- Set exercise -
Repeat each line word for word.

___

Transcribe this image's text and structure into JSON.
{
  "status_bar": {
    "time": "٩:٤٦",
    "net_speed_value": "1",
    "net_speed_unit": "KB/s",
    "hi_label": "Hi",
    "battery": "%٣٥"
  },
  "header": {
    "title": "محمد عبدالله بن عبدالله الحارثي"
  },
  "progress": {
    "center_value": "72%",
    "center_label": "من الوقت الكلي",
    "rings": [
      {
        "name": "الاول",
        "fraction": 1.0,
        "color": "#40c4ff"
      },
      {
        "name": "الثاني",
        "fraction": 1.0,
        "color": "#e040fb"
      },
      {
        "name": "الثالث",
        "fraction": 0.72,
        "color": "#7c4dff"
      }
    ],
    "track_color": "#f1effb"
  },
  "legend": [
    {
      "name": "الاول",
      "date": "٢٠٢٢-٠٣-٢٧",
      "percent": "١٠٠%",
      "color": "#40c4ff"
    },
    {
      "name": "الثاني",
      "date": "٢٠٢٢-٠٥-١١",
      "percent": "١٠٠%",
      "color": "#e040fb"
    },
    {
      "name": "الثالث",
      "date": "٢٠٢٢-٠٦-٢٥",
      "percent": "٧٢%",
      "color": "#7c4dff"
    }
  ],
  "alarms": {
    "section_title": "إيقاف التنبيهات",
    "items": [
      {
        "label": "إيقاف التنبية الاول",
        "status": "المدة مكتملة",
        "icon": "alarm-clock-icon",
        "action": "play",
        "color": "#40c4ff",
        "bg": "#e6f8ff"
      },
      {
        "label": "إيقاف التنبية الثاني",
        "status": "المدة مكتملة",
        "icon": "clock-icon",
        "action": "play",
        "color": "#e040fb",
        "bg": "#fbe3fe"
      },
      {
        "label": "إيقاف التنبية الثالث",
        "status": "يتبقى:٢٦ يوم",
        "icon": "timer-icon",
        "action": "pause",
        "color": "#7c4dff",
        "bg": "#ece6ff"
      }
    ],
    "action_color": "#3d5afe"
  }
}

___

- The output -
Transcribe this image's text and structure into JSON.
{
  "status_bar": {
    "time": "٩:٤٦",
    "net_speed_value": "1",
    "net_speed_unit": "KB/s",
    "hi_label": "Hi",
    "battery": "%٣٥"
  },
  "header": {
    "title": "محمد عبدالله بن عبدالله الحارثي"
  },
  "progress": {
    "center_value": "72%",
    "center_label": "من الوقت الكلي",
    "rings": [
      {
        "name": "الاول",
        "fraction": 1.0,
        "color": "#40c4ff"
      },
      {
        "name": "الثاني",
        "fraction": 1.0,
        "color": "#e040fb"
      },
      {
        "name": "الثالث",
        "fraction": 0.72,
        "color": "#7c4dff"
      }
    ],
    "track_color": "#f1effb"
  },
  "legend": [
    {
      "name": "الاول",
      "date": "٢٠٢٢-٠٣-٢٧",
      "percent": "١٠٠%",
      "color": "#40c4ff"
    },
    {
      "name": "الثاني",
      "date": "٢٠٢٢-٠٥-١١",
      "percent": "١٠٠%",
      "color": "#e040fb"
    },
    {
      "name": "الثالث",
      "date": "٢٠٢٢-٠٦-٢٥",
      "percent": "٧٢%",
      "color": "#7c4dff"
    }
  ],
  "alarms": {
    "section_title": "إيقاف التنبيهات",
    "items": [
      {
        "label": "إيقاف التنبية الاول",
        "status": "المدة مكتملة",
        "icon": "alarm-clock-icon",
        "action": "play",
        "color": "#40c4ff",
        "bg": "#e6f8ff"
      },
      {
        "label": "إيقاف التنبية الثاني",
        "status": "المدة مكتملة",
        "icon": "clock-icon",
        "action": "play",
        "color": "#e040fb",
        "bg": "#fbe3fe"
      },
      {
        "label": "إيقاف التنبية الثالث",
        "status": "يتبقى:٢٦ يوم",
        "icon": "timer-icon",
        "action": "pause",
        "color": "#7c4dff",
        "bg": "#ece6ff"
      }
    ],
    "action_color": "#3d5afe"
  }
}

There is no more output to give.